[Figure collection entries]
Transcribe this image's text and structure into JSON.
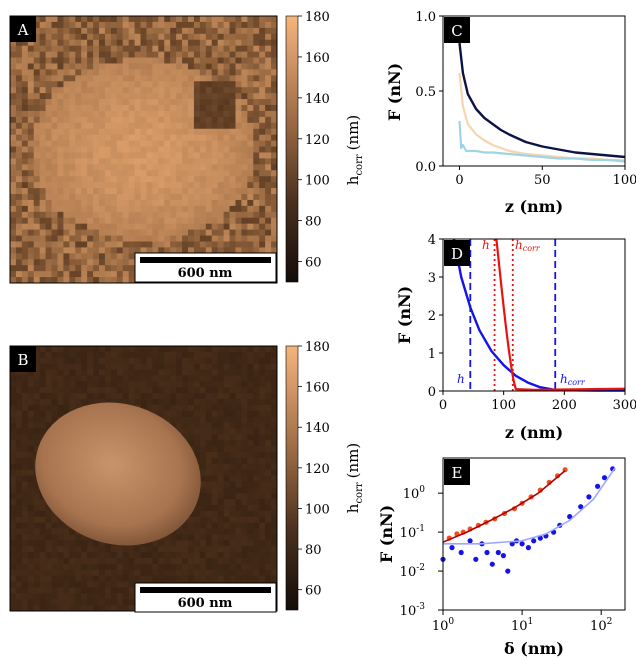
{
  "figure": {
    "panel_labels": [
      "A",
      "B",
      "C",
      "D",
      "E"
    ],
    "scale_bar_text": "600 nm",
    "colorbar_label": "h",
    "colorbar_label_sub": "corr",
    "colorbar_unit": "(nm)",
    "colorbar_ticks": [
      "180",
      "160",
      "140",
      "120",
      "100",
      "80",
      "60"
    ],
    "colors": {
      "afm_dark": "#1e140c",
      "afm_light": "#f6b27a",
      "navy": "#0c1446",
      "light_blue": "#9fd4e6",
      "peach": "#f8d4b0",
      "red": "#e8120e",
      "dark_red": "#b00000",
      "blue": "#1414e6",
      "orange_red": "#f05020"
    }
  },
  "chart_data": [
    {
      "panel": "A",
      "type": "heatmap",
      "description_colorbar": "h_corr (nm)",
      "zlim": [
        50,
        180
      ],
      "colorbar_ticks": [
        60,
        80,
        100,
        120,
        140,
        160,
        180
      ],
      "scale_bar": "600 nm"
    },
    {
      "panel": "B",
      "type": "heatmap",
      "zlim": [
        50,
        180
      ],
      "colorbar_ticks": [
        60,
        80,
        100,
        120,
        140,
        160,
        180
      ],
      "scale_bar": "600 nm"
    },
    {
      "panel": "C",
      "type": "line",
      "xlabel": "z (nm)",
      "ylabel": "F (nN)",
      "xlim": [
        -10,
        100
      ],
      "ylim": [
        0,
        1.0
      ],
      "xticks": [
        0,
        50,
        100
      ],
      "yticks": [
        "0.0",
        "0.5",
        "1.0"
      ],
      "series": [
        {
          "color": "#0c1446",
          "x": [
            0,
            2,
            5,
            10,
            15,
            20,
            25,
            30,
            40,
            50,
            60,
            70,
            80,
            90,
            100
          ],
          "y": [
            0.82,
            0.62,
            0.48,
            0.38,
            0.32,
            0.28,
            0.24,
            0.21,
            0.16,
            0.13,
            0.11,
            0.09,
            0.08,
            0.07,
            0.06
          ]
        },
        {
          "color": "#f8d4b0",
          "x": [
            0,
            2,
            5,
            10,
            15,
            20,
            25,
            30,
            40,
            50,
            60,
            70,
            80,
            90,
            100
          ],
          "y": [
            0.62,
            0.4,
            0.28,
            0.21,
            0.17,
            0.14,
            0.12,
            0.1,
            0.08,
            0.07,
            0.06,
            0.05,
            0.05,
            0.04,
            0.04
          ]
        },
        {
          "color": "#9fd4e6",
          "x": [
            0,
            1,
            2,
            4,
            6,
            10,
            15,
            20,
            30,
            40,
            50,
            60,
            70,
            80,
            90,
            100
          ],
          "y": [
            0.3,
            0.12,
            0.14,
            0.1,
            0.1,
            0.1,
            0.09,
            0.09,
            0.08,
            0.07,
            0.06,
            0.05,
            0.05,
            0.04,
            0.04,
            0.03
          ]
        }
      ]
    },
    {
      "panel": "D",
      "type": "line",
      "xlabel": "z (nm)",
      "ylabel": "F (nN)",
      "xlim": [
        0,
        300
      ],
      "ylim": [
        0,
        4
      ],
      "xticks": [
        0,
        100,
        200,
        300
      ],
      "yticks": [
        0,
        1,
        2,
        3,
        4
      ],
      "annotations": {
        "red_h": "h",
        "red_hcorr": "h",
        "red_hcorr_sub": "corr",
        "blue_h": "h",
        "blue_hcorr": "h",
        "blue_hcorr_sub": "corr"
      },
      "vlines": [
        {
          "x": 45,
          "color": "#1414e6",
          "style": "dashed"
        },
        {
          "x": 185,
          "color": "#1414e6",
          "style": "dashed"
        },
        {
          "x": 85,
          "color": "#e8120e",
          "style": "dotted"
        },
        {
          "x": 115,
          "color": "#e8120e",
          "style": "dotted"
        }
      ],
      "series": [
        {
          "color": "#1414e6",
          "x": [
            18,
            30,
            45,
            60,
            80,
            100,
            120,
            140,
            160,
            185,
            200,
            250,
            300
          ],
          "y": [
            4.0,
            3.0,
            2.2,
            1.6,
            1.05,
            0.68,
            0.4,
            0.22,
            0.1,
            0.03,
            0.02,
            0.01,
            0.01
          ]
        },
        {
          "color": "#e8120e",
          "x": [
            88,
            92,
            96,
            100,
            104,
            108,
            112,
            116,
            120,
            150,
            200,
            250,
            300
          ],
          "y": [
            4.0,
            3.4,
            2.8,
            2.2,
            1.65,
            1.15,
            0.7,
            0.3,
            0.05,
            0.03,
            0.04,
            0.05,
            0.06
          ]
        }
      ]
    },
    {
      "panel": "E",
      "type": "scatter",
      "xlabel": "δ (nm)",
      "ylabel": "F (nN)",
      "xscale": "log",
      "yscale": "log",
      "xlim": [
        1,
        200
      ],
      "ylim": [
        0.001,
        8
      ],
      "xtick_labels": [
        "10^0",
        "10^1",
        "10^2"
      ],
      "ytick_labels": [
        "10^-3",
        "10^-2",
        "10^-1",
        "10^0"
      ],
      "series": [
        {
          "color": "#f05020",
          "kind": "points",
          "x": [
            1.2,
            1.5,
            1.8,
            2.2,
            2.8,
            3.5,
            4.5,
            6,
            8,
            10,
            13,
            17,
            22,
            28,
            35
          ],
          "y": [
            0.07,
            0.09,
            0.1,
            0.12,
            0.15,
            0.18,
            0.22,
            0.3,
            0.4,
            0.55,
            0.8,
            1.2,
            1.9,
            2.8,
            4.0
          ]
        },
        {
          "color": "#b00000",
          "kind": "fit",
          "x": [
            1,
            2,
            4,
            8,
            16,
            35
          ],
          "y": [
            0.055,
            0.1,
            0.2,
            0.42,
            1.0,
            3.8
          ]
        },
        {
          "color": "#1414e6",
          "kind": "points",
          "x": [
            1.0,
            1.3,
            1.7,
            2.2,
            2.6,
            3.1,
            3.6,
            4.2,
            5.0,
            5.8,
            6.6,
            7.5,
            8.5,
            10,
            12,
            14,
            17,
            20,
            25,
            30,
            40,
            55,
            70,
            90,
            110,
            140
          ],
          "y": [
            0.02,
            0.04,
            0.03,
            0.06,
            0.02,
            0.05,
            0.03,
            0.015,
            0.03,
            0.025,
            0.01,
            0.05,
            0.06,
            0.05,
            0.04,
            0.06,
            0.07,
            0.08,
            0.1,
            0.15,
            0.25,
            0.45,
            0.8,
            1.5,
            2.5,
            4.2
          ]
        },
        {
          "color": "#9fa6ff",
          "kind": "fit",
          "x": [
            1,
            3,
            10,
            20,
            40,
            80,
            150
          ],
          "y": [
            0.05,
            0.05,
            0.06,
            0.09,
            0.2,
            0.7,
            4.5
          ]
        }
      ]
    }
  ]
}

### What is asked
Can you retype every record above exactly, leaving out the pictures?

### Exercise output
Transcribe this image's text and structure into JSON.
{
  "figure": {
    "panel_labels": [
      "A",
      "B",
      "C",
      "D",
      "E"
    ],
    "scale_bar_text": "600 nm",
    "colorbar_label": "h",
    "colorbar_label_sub": "corr",
    "colorbar_unit": "(nm)",
    "colorbar_ticks": [
      "180",
      "160",
      "140",
      "120",
      "100",
      "80",
      "60"
    ],
    "colors": {
      "afm_dark": "#1e140c",
      "afm_light": "#f6b27a",
      "navy": "#0c1446",
      "light_blue": "#9fd4e6",
      "peach": "#f8d4b0",
      "red": "#e8120e",
      "dark_red": "#b00000",
      "blue": "#1414e6",
      "orange_red": "#f05020"
    }
  },
  "chart_data": [
    {
      "panel": "A",
      "type": "heatmap",
      "description_colorbar": "h_corr (nm)",
      "zlim": [
        50,
        180
      ],
      "colorbar_ticks": [
        60,
        80,
        100,
        120,
        140,
        160,
        180
      ],
      "scale_bar": "600 nm"
    },
    {
      "panel": "B",
      "type": "heatmap",
      "zlim": [
        50,
        180
      ],
      "colorbar_ticks": [
        60,
        80,
        100,
        120,
        140,
        160,
        180
      ],
      "scale_bar": "600 nm"
    },
    {
      "panel": "C",
      "type": "line",
      "xlabel": "z (nm)",
      "ylabel": "F (nN)",
      "xlim": [
        -10,
        100
      ],
      "ylim": [
        0,
        1.0
      ],
      "xticks": [
        0,
        50,
        100
      ],
      "yticks": [
        "0.0",
        "0.5",
        "1.0"
      ],
      "series": [
        {
          "color": "#0c1446",
          "x": [
            0,
            2,
            5,
            10,
            15,
            20,
            25,
            30,
            40,
            50,
            60,
            70,
            80,
            90,
            100
          ],
          "y": [
            0.82,
            0.62,
            0.48,
            0.38,
            0.32,
            0.28,
            0.24,
            0.21,
            0.16,
            0.13,
            0.11,
            0.09,
            0.08,
            0.07,
            0.06
          ]
        },
        {
          "color": "#f8d4b0",
          "x": [
            0,
            2,
            5,
            10,
            15,
            20,
            25,
            30,
            40,
            50,
            60,
            70,
            80,
            90,
            100
          ],
          "y": [
            0.62,
            0.4,
            0.28,
            0.21,
            0.17,
            0.14,
            0.12,
            0.1,
            0.08,
            0.07,
            0.06,
            0.05,
            0.05,
            0.04,
            0.04
          ]
        },
        {
          "color": "#9fd4e6",
          "x": [
            0,
            1,
            2,
            4,
            6,
            10,
            15,
            20,
            30,
            40,
            50,
            60,
            70,
            80,
            90,
            100
          ],
          "y": [
            0.3,
            0.12,
            0.14,
            0.1,
            0.1,
            0.1,
            0.09,
            0.09,
            0.08,
            0.07,
            0.06,
            0.05,
            0.05,
            0.04,
            0.04,
            0.03
          ]
        }
      ]
    },
    {
      "panel": "D",
      "type": "line",
      "xlabel": "z (nm)",
      "ylabel": "F (nN)",
      "xlim": [
        0,
        300
      ],
      "ylim": [
        0,
        4
      ],
      "xticks": [
        0,
        100,
        200,
        300
      ],
      "yticks": [
        0,
        1,
        2,
        3,
        4
      ],
      "annotations": {
        "red_h": "h",
        "red_hcorr": "h",
        "red_hcorr_sub": "corr",
        "blue_h": "h",
        "blue_hcorr": "h",
        "blue_hcorr_sub": "corr"
      },
      "vlines": [
        {
          "x": 45,
          "color": "#1414e6",
          "style": "dashed"
        },
        {
          "x": 185,
          "color": "#1414e6",
          "style": "dashed"
        },
        {
          "x": 85,
          "color": "#e8120e",
          "style": "dotted"
        },
        {
          "x": 115,
          "color": "#e8120e",
          "style": "dotted"
        }
      ],
      "series": [
        {
          "color": "#1414e6",
          "x": [
            18,
            30,
            45,
            60,
            80,
            100,
            120,
            140,
            160,
            185,
            200,
            250,
            300
          ],
          "y": [
            4.0,
            3.0,
            2.2,
            1.6,
            1.05,
            0.68,
            0.4,
            0.22,
            0.1,
            0.03,
            0.02,
            0.01,
            0.01
          ]
        },
        {
          "color": "#e8120e",
          "x": [
            88,
            92,
            96,
            100,
            104,
            108,
            112,
            116,
            120,
            150,
            200,
            250,
            300
          ],
          "y": [
            4.0,
            3.4,
            2.8,
            2.2,
            1.65,
            1.15,
            0.7,
            0.3,
            0.05,
            0.03,
            0.04,
            0.05,
            0.06
          ]
        }
      ]
    },
    {
      "panel": "E",
      "type": "scatter",
      "xlabel": "δ (nm)",
      "ylabel": "F (nN)",
      "xscale": "log",
      "yscale": "log",
      "xlim": [
        1,
        200
      ],
      "ylim": [
        0.001,
        8
      ],
      "xtick_labels": [
        "10^0",
        "10^1",
        "10^2"
      ],
      "ytick_labels": [
        "10^-3",
        "10^-2",
        "10^-1",
        "10^0"
      ],
      "series": [
        {
          "color": "#f05020",
          "kind": "points",
          "x": [
            1.2,
            1.5,
            1.8,
            2.2,
            2.8,
            3.5,
            4.5,
            6,
            8,
            10,
            13,
            17,
            22,
            28,
            35
          ],
          "y": [
            0.07,
            0.09,
            0.1,
            0.12,
            0.15,
            0.18,
            0.22,
            0.3,
            0.4,
            0.55,
            0.8,
            1.2,
            1.9,
            2.8,
            4.0
          ]
        },
        {
          "color": "#b00000",
          "kind": "fit",
          "x": [
            1,
            2,
            4,
            8,
            16,
            35
          ],
          "y": [
            0.055,
            0.1,
            0.2,
            0.42,
            1.0,
            3.8
          ]
        },
        {
          "color": "#1414e6",
          "kind": "points",
          "x": [
            1.0,
            1.3,
            1.7,
            2.2,
            2.6,
            3.1,
            3.6,
            4.2,
            5.0,
            5.8,
            6.6,
            7.5,
            8.5,
            10,
            12,
            14,
            17,
            20,
            25,
            30,
            40,
            55,
            70,
            90,
            110,
            140
          ],
          "y": [
            0.02,
            0.04,
            0.03,
            0.06,
            0.02,
            0.05,
            0.03,
            0.015,
            0.03,
            0.025,
            0.01,
            0.05,
            0.06,
            0.05,
            0.04,
            0.06,
            0.07,
            0.08,
            0.1,
            0.15,
            0.25,
            0.45,
            0.8,
            1.5,
            2.5,
            4.2
          ]
        },
        {
          "color": "#9fa6ff",
          "kind": "fit",
          "x": [
            1,
            3,
            10,
            20,
            40,
            80,
            150
          ],
          "y": [
            0.05,
            0.05,
            0.06,
            0.09,
            0.2,
            0.7,
            4.5
          ]
        }
      ]
    }
  ]
}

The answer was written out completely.